> _DATA TO PROCESS_:
::::

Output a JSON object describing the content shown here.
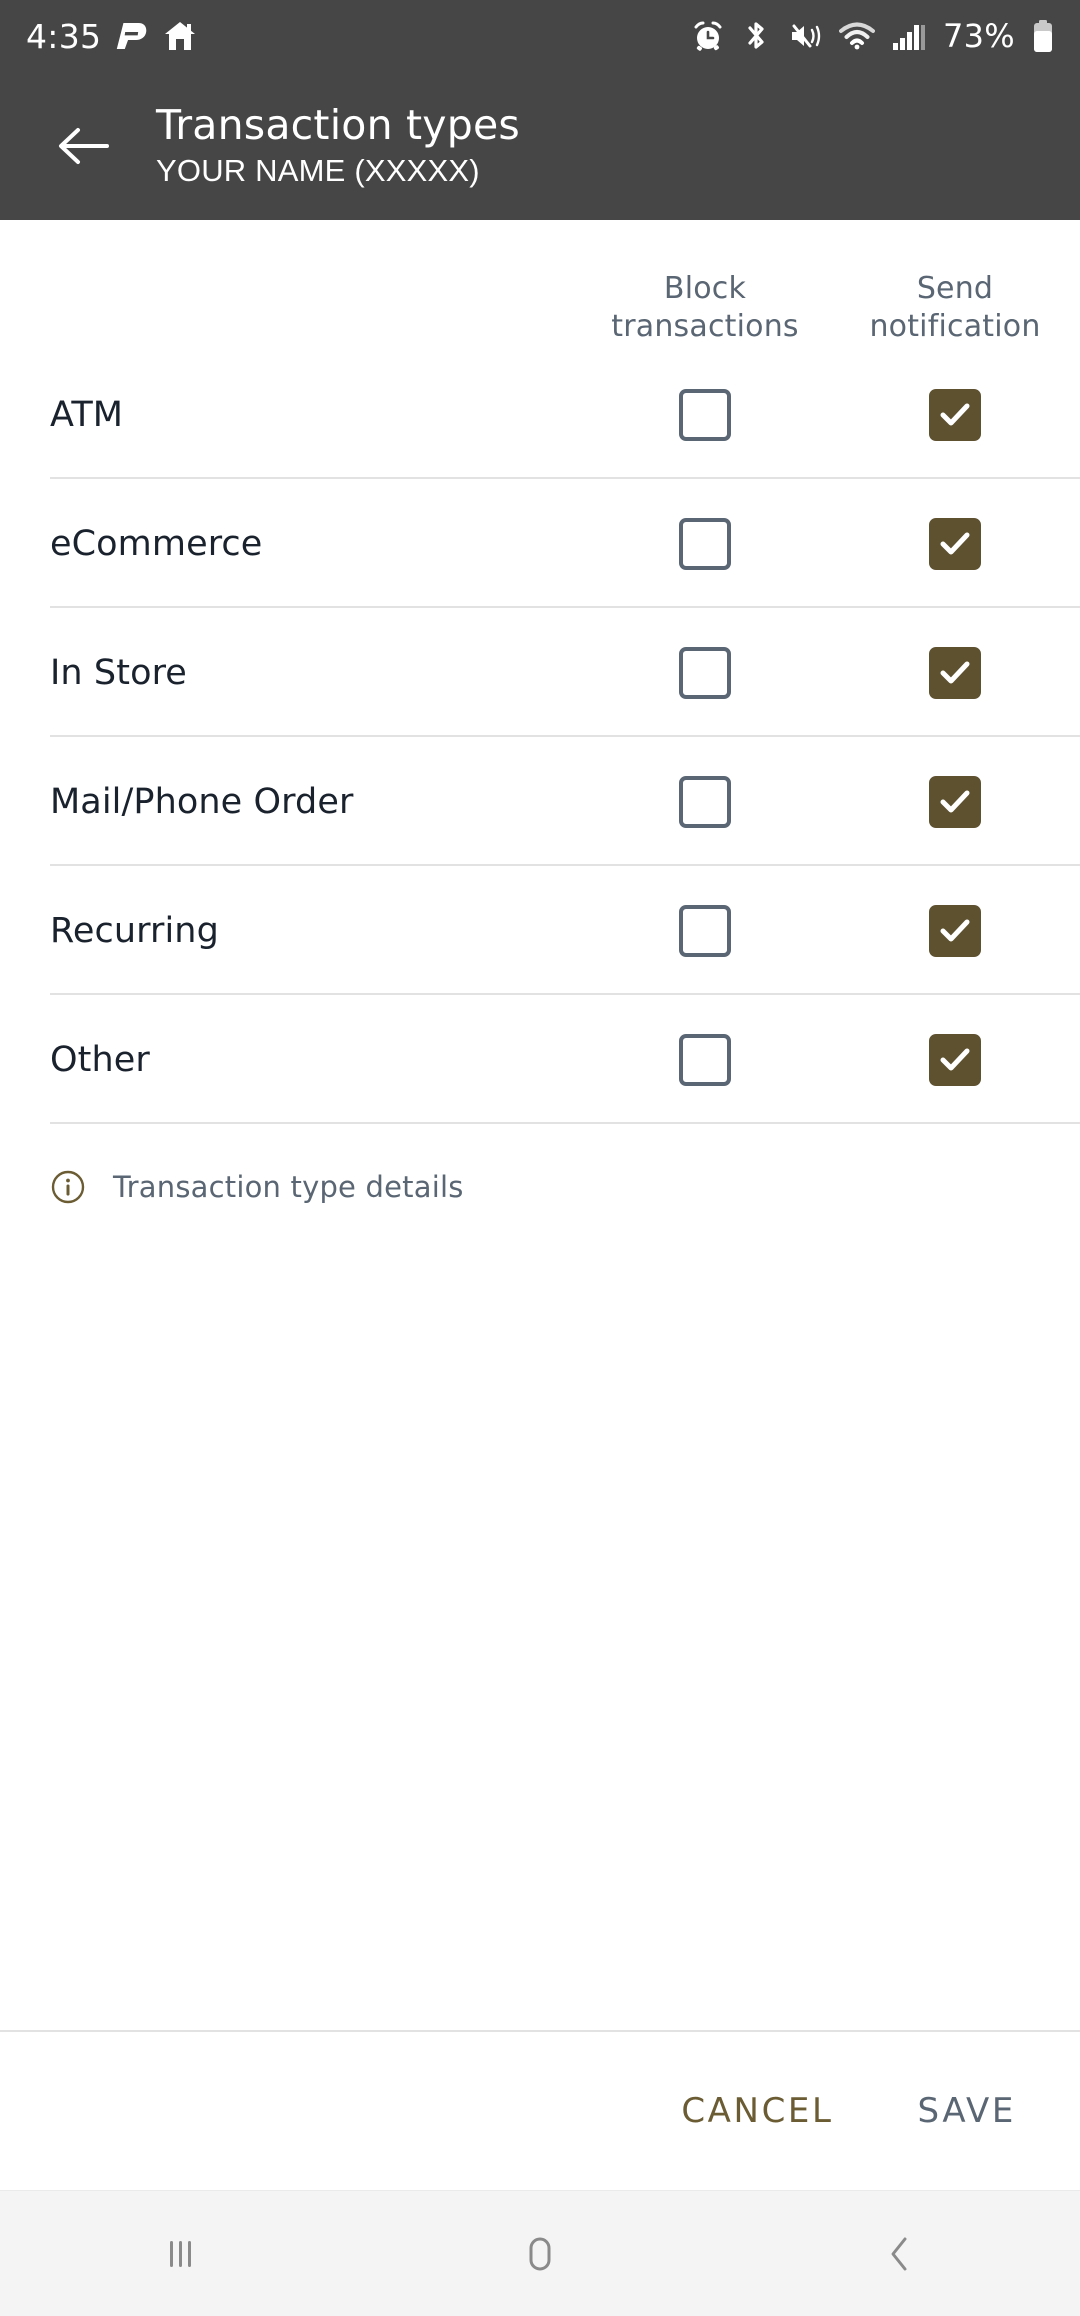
{
  "status_bar": {
    "time": "4:35",
    "left_icons": [
      "app-p-icon",
      "home-icon"
    ],
    "right_icons": [
      "alarm-icon",
      "bluetooth-icon",
      "mute-vibrate-icon",
      "wifi-icon",
      "cellular-signal-icon"
    ],
    "battery_percent": "73%",
    "background_color": "#464646"
  },
  "app_bar": {
    "back_icon": "back-arrow-icon",
    "title": "Transaction types",
    "subtitle": "YOUR NAME (XXXXX)",
    "background_color": "#464646",
    "text_color": "#ffffff"
  },
  "table": {
    "columns": [
      {
        "id": "block",
        "line1": "Block",
        "line2": "transactions"
      },
      {
        "id": "notify",
        "line1": "Send",
        "line2": "notification"
      }
    ],
    "rows": [
      {
        "label": "ATM",
        "block_transactions": false,
        "send_notification": true
      },
      {
        "label": "eCommerce",
        "block_transactions": false,
        "send_notification": true
      },
      {
        "label": "In Store",
        "block_transactions": false,
        "send_notification": true
      },
      {
        "label": "Mail/Phone Order",
        "block_transactions": false,
        "send_notification": true
      },
      {
        "label": "Recurring",
        "block_transactions": false,
        "send_notification": true
      },
      {
        "label": "Other",
        "block_transactions": false,
        "send_notification": true
      }
    ]
  },
  "info": {
    "icon": "info-circle-icon",
    "text": "Transaction type details",
    "icon_color": "#6b5c33",
    "text_color": "#5a6673"
  },
  "actions": {
    "cancel_label": "CANCEL",
    "save_label": "SAVE",
    "cancel_color": "#6b5c33",
    "save_color": "#5a6673"
  },
  "nav_bar": {
    "recents_icon": "recents-icon",
    "home_icon": "home-square-icon",
    "back_icon": "back-chevron-icon",
    "background_color": "#f4f4f4"
  },
  "theme": {
    "checked_fill": "#5e5130",
    "unchecked_border": "#5a6673",
    "divider": "#e2e2e2",
    "row_label": "#1a222e"
  }
}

::::

Repeat each record exactly as shown above, dropping all images.

> _EXPECTED ANSWER_:
Output a JSON object describing the content shown here.
{
  "status_bar": {
    "time": "4:35",
    "left_icons": [
      "app-p-icon",
      "home-icon"
    ],
    "right_icons": [
      "alarm-icon",
      "bluetooth-icon",
      "mute-vibrate-icon",
      "wifi-icon",
      "cellular-signal-icon"
    ],
    "battery_percent": "73%",
    "background_color": "#464646"
  },
  "app_bar": {
    "back_icon": "back-arrow-icon",
    "title": "Transaction types",
    "subtitle": "YOUR NAME (XXXXX)",
    "background_color": "#464646",
    "text_color": "#ffffff"
  },
  "table": {
    "columns": [
      {
        "id": "block",
        "line1": "Block",
        "line2": "transactions"
      },
      {
        "id": "notify",
        "line1": "Send",
        "line2": "notification"
      }
    ],
    "rows": [
      {
        "label": "ATM",
        "block_transactions": false,
        "send_notification": true
      },
      {
        "label": "eCommerce",
        "block_transactions": false,
        "send_notification": true
      },
      {
        "label": "In Store",
        "block_transactions": false,
        "send_notification": true
      },
      {
        "label": "Mail/Phone Order",
        "block_transactions": false,
        "send_notification": true
      },
      {
        "label": "Recurring",
        "block_transactions": false,
        "send_notification": true
      },
      {
        "label": "Other",
        "block_transactions": false,
        "send_notification": true
      }
    ]
  },
  "info": {
    "icon": "info-circle-icon",
    "text": "Transaction type details",
    "icon_color": "#6b5c33",
    "text_color": "#5a6673"
  },
  "actions": {
    "cancel_label": "CANCEL",
    "save_label": "SAVE",
    "cancel_color": "#6b5c33",
    "save_color": "#5a6673"
  },
  "nav_bar": {
    "recents_icon": "recents-icon",
    "home_icon": "home-square-icon",
    "back_icon": "back-chevron-icon",
    "background_color": "#f4f4f4"
  },
  "theme": {
    "checked_fill": "#5e5130",
    "unchecked_border": "#5a6673",
    "divider": "#e2e2e2",
    "row_label": "#1a222e"
  }
}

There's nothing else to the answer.